**EXERCISE BRIEF**
The records are to be restated in their entirety, word for word.

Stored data
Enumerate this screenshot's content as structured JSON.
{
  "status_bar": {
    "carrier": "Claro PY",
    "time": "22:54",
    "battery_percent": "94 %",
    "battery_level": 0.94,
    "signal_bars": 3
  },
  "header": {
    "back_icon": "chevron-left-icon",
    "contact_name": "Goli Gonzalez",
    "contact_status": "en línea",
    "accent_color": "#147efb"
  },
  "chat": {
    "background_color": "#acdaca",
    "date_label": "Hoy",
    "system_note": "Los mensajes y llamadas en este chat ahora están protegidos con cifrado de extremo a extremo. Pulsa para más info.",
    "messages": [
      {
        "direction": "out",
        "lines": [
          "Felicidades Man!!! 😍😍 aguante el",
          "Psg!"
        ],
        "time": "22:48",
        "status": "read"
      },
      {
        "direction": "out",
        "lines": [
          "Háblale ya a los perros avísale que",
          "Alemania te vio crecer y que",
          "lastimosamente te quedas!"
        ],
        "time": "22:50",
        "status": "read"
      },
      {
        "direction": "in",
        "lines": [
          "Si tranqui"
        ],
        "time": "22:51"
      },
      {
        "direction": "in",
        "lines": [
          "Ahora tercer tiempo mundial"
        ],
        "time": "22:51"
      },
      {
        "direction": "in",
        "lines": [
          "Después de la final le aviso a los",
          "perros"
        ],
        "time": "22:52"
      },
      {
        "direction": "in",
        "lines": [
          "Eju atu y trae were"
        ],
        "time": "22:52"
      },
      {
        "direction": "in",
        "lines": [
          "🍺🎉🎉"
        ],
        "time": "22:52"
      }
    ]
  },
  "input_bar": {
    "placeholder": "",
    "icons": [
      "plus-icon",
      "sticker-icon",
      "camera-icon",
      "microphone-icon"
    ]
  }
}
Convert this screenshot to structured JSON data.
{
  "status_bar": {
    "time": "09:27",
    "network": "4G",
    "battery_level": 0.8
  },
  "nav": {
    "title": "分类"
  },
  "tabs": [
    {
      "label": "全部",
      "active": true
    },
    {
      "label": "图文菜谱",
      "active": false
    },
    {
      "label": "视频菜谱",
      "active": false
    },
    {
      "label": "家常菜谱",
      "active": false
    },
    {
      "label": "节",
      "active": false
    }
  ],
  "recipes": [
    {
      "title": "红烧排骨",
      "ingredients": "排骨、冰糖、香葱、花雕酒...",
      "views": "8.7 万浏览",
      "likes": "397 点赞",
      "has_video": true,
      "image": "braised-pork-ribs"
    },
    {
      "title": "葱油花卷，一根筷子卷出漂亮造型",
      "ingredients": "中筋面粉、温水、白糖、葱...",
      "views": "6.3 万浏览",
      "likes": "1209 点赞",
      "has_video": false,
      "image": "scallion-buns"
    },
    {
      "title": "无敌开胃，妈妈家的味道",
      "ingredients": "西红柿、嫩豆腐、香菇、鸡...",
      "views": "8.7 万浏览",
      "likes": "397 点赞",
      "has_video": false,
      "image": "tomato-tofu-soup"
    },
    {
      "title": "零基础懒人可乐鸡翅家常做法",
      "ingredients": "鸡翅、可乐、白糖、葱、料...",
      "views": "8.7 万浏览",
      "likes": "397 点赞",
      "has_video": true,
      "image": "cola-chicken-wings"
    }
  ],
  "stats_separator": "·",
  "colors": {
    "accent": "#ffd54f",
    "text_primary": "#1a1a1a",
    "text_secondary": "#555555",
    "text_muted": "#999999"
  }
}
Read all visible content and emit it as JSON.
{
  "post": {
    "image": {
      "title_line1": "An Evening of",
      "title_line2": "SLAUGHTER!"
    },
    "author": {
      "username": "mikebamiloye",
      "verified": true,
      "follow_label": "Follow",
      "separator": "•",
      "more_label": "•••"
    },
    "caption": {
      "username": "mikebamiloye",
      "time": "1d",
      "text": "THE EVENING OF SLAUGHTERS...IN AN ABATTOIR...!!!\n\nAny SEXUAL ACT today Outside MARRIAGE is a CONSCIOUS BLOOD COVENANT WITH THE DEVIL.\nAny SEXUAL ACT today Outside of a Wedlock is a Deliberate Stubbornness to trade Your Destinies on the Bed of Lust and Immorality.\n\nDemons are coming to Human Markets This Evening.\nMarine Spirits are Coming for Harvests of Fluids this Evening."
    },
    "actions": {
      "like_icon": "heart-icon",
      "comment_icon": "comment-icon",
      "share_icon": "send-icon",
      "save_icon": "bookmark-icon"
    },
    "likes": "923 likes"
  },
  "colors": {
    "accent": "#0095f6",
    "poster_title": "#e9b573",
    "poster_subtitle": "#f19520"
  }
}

**OUTPUT**
Enumerate this screenshot's content as structured JSON.
{
  "status_bar": {
    "carrier": "Claro PY",
    "time": "22:54",
    "battery_percent": "94 %",
    "battery_level": 0.94,
    "signal_bars": 3
  },
  "header": {
    "back_icon": "chevron-left-icon",
    "contact_name": "Goli Gonzalez",
    "contact_status": "en línea",
    "accent_color": "#147efb"
  },
  "chat": {
    "background_color": "#acdaca",
    "date_label": "Hoy",
    "system_note": "Los mensajes y llamadas en este chat ahora están protegidos con cifrado de extremo a extremo. Pulsa para más info.",
    "messages": [
      {
        "direction": "out",
        "lines": [
          "Felicidades Man!!! 😍😍 aguante el",
          "Psg!"
        ],
        "time": "22:48",
        "status": "read"
      },
      {
        "direction": "out",
        "lines": [
          "Háblale ya a los perros avísale que",
          "Alemania te vio crecer y que",
          "lastimosamente te quedas!"
        ],
        "time": "22:50",
        "status": "read"
      },
      {
        "direction": "in",
        "lines": [
          "Si tranqui"
        ],
        "time": "22:51"
      },
      {
        "direction": "in",
        "lines": [
          "Ahora tercer tiempo mundial"
        ],
        "time": "22:51"
      },
      {
        "direction": "in",
        "lines": [
          "Después de la final le aviso a los",
          "perros"
        ],
        "time": "22:52"
      },
      {
        "direction": "in",
        "lines": [
          "Eju atu y trae were"
        ],
        "time": "22:52"
      },
      {
        "direction": "in",
        "lines": [
          "🍺🎉🎉"
        ],
        "time": "22:52"
      }
    ]
  },
  "input_bar": {
    "placeholder": "",
    "icons": [
      "plus-icon",
      "sticker-icon",
      "camera-icon",
      "microphone-icon"
    ]
  }
}
Convert this screenshot to structured JSON data.
{
  "status_bar": {
    "time": "09:27",
    "network": "4G",
    "battery_level": 0.8
  },
  "nav": {
    "title": "分类"
  },
  "tabs": [
    {
      "label": "全部",
      "active": true
    },
    {
      "label": "图文菜谱",
      "active": false
    },
    {
      "label": "视频菜谱",
      "active": false
    },
    {
      "label": "家常菜谱",
      "active": false
    },
    {
      "label": "节",
      "active": false
    }
  ],
  "recipes": [
    {
      "title": "红烧排骨",
      "ingredients": "排骨、冰糖、香葱、花雕酒...",
      "views": "8.7 万浏览",
      "likes": "397 点赞",
      "has_video": true,
      "image": "braised-pork-ribs"
    },
    {
      "title": "葱油花卷，一根筷子卷出漂亮造型",
      "ingredients": "中筋面粉、温水、白糖、葱...",
      "views": "6.3 万浏览",
      "likes": "1209 点赞",
      "has_video": false,
      "image": "scallion-buns"
    },
    {
      "title": "无敌开胃，妈妈家的味道",
      "ingredients": "西红柿、嫩豆腐、香菇、鸡...",
      "views": "8.7 万浏览",
      "likes": "397 点赞",
      "has_video": false,
      "image": "tomato-tofu-soup"
    },
    {
      "title": "零基础懒人可乐鸡翅家常做法",
      "ingredients": "鸡翅、可乐、白糖、葱、料...",
      "views": "8.7 万浏览",
      "likes": "397 点赞",
      "has_video": true,
      "image": "cola-chicken-wings"
    }
  ],
  "stats_separator": "·",
  "colors": {
    "accent": "#ffd54f",
    "text_primary": "#1a1a1a",
    "text_secondary": "#555555",
    "text_muted": "#999999"
  }
}
Read all visible content and emit it as JSON.
{
  "post": {
    "image": {
      "title_line1": "An Evening of",
      "title_line2": "SLAUGHTER!"
    },
    "author": {
      "username": "mikebamiloye",
      "verified": true,
      "follow_label": "Follow",
      "separator": "•",
      "more_label": "•••"
    },
    "caption": {
      "username": "mikebamiloye",
      "time": "1d",
      "text": "THE EVENING OF SLAUGHTERS...IN AN ABATTOIR...!!!\n\nAny SEXUAL ACT today Outside MARRIAGE is a CONSCIOUS BLOOD COVENANT WITH THE DEVIL.\nAny SEXUAL ACT today Outside of a Wedlock is a Deliberate Stubbornness to trade Your Destinies on the Bed of Lust and Immorality.\n\nDemons are coming to Human Markets This Evening.\nMarine Spirits are Coming for Harvests of Fluids this Evening."
    },
    "actions": {
      "like_icon": "heart-icon",
      "comment_icon": "comment-icon",
      "share_icon": "send-icon",
      "save_icon": "bookmark-icon"
    },
    "likes": "923 likes"
  },
  "colors": {
    "accent": "#0095f6",
    "poster_title": "#e9b573",
    "poster_subtitle": "#f19520"
  }
}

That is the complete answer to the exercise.